» **What to work on**: Copy out, word for word, the records from their first line up to and including the line that contains "table-row [6, 59, 660, 88]".

» **Task data**:
--- START ---

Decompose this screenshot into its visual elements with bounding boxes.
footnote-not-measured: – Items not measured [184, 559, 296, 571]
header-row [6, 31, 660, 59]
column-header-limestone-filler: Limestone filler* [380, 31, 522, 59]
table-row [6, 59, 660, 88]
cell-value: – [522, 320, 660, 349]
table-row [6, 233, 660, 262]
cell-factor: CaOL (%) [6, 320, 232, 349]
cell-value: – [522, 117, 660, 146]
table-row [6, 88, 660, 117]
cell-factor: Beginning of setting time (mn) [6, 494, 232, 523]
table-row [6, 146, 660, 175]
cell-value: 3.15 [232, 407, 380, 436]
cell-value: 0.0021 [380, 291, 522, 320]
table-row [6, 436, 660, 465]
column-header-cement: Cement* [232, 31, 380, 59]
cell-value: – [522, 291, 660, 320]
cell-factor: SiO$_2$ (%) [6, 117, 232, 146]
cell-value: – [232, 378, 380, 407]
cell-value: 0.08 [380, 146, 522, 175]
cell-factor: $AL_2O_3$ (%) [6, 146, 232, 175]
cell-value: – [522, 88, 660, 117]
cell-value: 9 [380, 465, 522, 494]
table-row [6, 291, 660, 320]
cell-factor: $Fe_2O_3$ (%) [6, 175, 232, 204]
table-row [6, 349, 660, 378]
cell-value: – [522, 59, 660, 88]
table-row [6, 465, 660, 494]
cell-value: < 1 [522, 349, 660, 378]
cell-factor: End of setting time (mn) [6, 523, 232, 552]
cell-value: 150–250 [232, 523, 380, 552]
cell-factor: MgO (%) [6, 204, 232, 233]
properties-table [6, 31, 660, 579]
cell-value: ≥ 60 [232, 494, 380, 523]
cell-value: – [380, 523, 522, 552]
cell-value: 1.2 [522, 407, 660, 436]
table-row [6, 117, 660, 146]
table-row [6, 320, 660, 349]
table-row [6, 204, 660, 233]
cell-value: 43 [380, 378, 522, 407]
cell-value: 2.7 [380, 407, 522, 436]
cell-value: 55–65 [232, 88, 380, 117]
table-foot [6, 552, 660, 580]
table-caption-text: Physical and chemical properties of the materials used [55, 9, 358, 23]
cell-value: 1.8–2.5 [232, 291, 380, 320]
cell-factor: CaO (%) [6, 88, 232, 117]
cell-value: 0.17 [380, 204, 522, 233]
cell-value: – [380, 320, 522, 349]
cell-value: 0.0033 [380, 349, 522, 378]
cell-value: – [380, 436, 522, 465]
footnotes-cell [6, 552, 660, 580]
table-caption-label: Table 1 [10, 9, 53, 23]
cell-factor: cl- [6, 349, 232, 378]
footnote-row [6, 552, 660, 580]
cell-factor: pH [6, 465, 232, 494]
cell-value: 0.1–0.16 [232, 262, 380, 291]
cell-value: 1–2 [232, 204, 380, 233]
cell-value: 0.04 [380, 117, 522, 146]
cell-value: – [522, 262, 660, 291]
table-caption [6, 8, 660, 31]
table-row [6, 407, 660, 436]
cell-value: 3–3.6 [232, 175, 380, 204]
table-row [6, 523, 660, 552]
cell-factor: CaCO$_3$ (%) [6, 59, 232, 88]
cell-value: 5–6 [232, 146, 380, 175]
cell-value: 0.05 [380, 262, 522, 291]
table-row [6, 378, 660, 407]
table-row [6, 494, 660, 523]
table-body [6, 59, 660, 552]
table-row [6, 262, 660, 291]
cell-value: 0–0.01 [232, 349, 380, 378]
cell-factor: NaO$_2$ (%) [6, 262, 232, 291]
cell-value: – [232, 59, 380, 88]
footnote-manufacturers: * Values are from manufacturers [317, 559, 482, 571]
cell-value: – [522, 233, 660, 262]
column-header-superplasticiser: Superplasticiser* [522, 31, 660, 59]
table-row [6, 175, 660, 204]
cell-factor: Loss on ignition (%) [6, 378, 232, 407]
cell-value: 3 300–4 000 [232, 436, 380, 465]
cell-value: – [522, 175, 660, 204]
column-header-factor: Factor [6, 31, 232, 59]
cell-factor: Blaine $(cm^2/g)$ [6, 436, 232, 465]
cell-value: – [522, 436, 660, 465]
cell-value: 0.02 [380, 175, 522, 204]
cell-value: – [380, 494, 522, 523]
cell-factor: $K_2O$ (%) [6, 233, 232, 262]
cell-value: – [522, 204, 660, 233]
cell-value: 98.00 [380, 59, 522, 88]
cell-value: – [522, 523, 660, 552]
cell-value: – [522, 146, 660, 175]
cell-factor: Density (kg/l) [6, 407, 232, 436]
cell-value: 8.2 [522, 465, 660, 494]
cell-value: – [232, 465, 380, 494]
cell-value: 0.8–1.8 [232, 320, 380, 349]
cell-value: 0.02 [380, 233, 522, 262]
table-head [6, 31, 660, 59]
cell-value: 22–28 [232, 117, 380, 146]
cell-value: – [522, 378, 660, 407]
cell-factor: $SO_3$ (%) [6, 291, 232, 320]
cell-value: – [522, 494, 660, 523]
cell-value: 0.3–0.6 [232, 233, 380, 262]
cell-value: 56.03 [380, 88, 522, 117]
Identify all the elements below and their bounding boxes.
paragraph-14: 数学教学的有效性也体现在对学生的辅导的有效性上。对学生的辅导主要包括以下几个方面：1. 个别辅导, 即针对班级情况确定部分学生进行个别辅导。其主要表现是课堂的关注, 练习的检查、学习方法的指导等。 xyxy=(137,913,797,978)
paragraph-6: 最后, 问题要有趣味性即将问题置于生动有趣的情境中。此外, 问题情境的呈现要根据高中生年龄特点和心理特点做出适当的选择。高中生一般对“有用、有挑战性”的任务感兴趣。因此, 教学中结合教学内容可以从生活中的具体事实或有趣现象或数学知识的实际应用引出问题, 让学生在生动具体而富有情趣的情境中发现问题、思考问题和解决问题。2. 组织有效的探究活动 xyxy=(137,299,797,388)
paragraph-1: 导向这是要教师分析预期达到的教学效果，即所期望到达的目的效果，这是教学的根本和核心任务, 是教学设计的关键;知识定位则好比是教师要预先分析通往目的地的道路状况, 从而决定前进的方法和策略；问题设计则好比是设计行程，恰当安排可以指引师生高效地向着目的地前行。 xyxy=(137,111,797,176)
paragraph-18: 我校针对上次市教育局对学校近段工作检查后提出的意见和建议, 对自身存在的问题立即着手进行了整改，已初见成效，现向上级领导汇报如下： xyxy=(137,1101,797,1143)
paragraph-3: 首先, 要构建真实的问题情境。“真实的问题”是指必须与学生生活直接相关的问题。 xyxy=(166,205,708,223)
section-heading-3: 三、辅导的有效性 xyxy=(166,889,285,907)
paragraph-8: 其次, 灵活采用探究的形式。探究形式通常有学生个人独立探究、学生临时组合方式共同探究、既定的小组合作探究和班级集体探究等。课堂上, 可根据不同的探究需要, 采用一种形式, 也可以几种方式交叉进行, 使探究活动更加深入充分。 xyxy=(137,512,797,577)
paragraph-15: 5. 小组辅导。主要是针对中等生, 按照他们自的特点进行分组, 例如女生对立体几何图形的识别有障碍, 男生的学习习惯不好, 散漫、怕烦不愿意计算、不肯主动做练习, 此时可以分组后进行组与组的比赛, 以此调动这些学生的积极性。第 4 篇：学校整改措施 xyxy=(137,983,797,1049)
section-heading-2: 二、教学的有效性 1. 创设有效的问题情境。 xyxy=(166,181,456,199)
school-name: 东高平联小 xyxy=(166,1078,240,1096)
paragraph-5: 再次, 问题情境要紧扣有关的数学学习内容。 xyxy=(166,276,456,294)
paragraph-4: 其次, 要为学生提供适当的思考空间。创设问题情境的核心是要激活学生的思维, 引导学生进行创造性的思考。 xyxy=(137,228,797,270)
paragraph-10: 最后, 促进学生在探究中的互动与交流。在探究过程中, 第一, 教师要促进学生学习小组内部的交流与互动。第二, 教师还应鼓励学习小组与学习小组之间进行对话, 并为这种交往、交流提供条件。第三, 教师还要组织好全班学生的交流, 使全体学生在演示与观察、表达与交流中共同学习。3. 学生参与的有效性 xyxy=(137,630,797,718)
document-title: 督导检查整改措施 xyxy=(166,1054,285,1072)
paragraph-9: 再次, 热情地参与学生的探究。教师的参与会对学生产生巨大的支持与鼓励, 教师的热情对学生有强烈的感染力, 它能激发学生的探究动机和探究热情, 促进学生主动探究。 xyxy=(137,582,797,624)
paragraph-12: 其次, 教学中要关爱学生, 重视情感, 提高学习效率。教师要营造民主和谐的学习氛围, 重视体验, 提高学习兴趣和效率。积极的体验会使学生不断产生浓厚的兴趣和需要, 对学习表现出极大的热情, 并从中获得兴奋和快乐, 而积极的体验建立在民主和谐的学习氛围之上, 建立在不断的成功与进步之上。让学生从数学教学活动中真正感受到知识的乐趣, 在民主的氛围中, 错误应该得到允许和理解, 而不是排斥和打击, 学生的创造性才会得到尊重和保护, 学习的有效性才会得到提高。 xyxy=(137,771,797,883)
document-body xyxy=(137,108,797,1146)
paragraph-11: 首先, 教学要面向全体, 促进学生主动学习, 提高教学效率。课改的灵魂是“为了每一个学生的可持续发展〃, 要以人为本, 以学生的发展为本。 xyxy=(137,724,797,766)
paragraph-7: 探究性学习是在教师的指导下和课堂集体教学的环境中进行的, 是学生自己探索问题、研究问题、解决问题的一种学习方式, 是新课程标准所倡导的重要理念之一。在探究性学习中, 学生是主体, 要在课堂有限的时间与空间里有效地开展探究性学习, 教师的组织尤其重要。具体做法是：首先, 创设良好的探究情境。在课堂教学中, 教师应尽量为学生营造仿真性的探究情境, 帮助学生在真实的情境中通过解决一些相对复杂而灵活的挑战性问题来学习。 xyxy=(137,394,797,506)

--- END ---

» **Full solution**:
Decompose this screenshot into its visual elements with bounding boxes.
footnote-not-measured: – Items not measured [184, 559, 296, 571]
header-row [6, 31, 660, 59]
column-header-limestone-filler: Limestone filler* [380, 31, 522, 59]
table-row [6, 59, 660, 88]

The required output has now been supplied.